[Some records]
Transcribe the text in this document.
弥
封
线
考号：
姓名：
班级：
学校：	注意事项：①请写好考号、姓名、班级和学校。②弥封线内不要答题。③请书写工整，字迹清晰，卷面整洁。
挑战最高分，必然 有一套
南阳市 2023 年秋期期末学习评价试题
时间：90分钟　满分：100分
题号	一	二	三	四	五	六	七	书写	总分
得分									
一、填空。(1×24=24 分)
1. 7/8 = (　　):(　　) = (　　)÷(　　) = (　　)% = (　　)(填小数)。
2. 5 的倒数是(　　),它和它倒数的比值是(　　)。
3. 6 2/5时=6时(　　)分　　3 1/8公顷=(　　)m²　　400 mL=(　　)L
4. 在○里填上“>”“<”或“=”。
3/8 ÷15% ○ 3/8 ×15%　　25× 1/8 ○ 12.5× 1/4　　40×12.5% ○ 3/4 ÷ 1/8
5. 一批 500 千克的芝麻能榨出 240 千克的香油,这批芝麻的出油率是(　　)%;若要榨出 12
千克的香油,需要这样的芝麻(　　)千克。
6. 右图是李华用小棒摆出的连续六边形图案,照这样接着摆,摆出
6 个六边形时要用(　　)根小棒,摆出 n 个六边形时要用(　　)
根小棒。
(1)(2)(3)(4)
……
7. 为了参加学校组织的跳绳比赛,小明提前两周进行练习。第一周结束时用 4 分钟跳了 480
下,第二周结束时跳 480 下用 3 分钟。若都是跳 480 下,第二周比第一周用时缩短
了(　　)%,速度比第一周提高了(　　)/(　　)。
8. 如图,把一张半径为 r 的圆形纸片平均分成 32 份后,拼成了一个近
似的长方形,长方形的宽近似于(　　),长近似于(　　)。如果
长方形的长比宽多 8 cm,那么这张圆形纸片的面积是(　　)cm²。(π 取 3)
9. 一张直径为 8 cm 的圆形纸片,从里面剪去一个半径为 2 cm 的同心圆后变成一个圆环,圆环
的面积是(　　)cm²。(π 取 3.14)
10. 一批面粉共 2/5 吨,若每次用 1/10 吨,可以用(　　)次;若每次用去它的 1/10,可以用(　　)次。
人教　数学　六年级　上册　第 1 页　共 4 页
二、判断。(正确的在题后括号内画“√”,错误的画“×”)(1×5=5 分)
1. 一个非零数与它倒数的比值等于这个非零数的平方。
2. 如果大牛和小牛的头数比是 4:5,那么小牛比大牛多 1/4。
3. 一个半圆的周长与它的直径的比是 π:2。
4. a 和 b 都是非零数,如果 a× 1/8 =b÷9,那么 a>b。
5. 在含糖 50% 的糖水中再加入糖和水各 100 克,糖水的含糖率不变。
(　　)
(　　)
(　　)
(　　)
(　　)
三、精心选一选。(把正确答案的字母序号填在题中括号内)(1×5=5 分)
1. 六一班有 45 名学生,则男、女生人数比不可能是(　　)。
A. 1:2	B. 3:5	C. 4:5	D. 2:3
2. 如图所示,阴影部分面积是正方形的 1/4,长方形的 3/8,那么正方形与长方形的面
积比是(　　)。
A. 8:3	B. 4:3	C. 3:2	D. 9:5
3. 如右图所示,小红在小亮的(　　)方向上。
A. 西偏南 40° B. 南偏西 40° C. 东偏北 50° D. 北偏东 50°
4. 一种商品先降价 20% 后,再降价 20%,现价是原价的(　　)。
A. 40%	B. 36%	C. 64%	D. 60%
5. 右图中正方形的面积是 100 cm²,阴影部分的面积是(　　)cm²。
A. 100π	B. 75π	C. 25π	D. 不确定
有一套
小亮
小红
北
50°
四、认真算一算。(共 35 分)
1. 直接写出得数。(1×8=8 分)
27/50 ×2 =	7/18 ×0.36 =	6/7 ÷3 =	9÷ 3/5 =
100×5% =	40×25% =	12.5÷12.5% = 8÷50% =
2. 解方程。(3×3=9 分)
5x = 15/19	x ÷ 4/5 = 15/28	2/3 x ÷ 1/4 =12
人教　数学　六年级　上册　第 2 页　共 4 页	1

**Problem details:** Copy each line that contains the word "千克的香油".

**Problem solution:**
5. 一批 500 千克的芝麻能榨出 240 千克的香油,这批芝麻的出油率是(　　)%;若要榨出 12
千克的香油,需要这样的芝麻(　　)千克。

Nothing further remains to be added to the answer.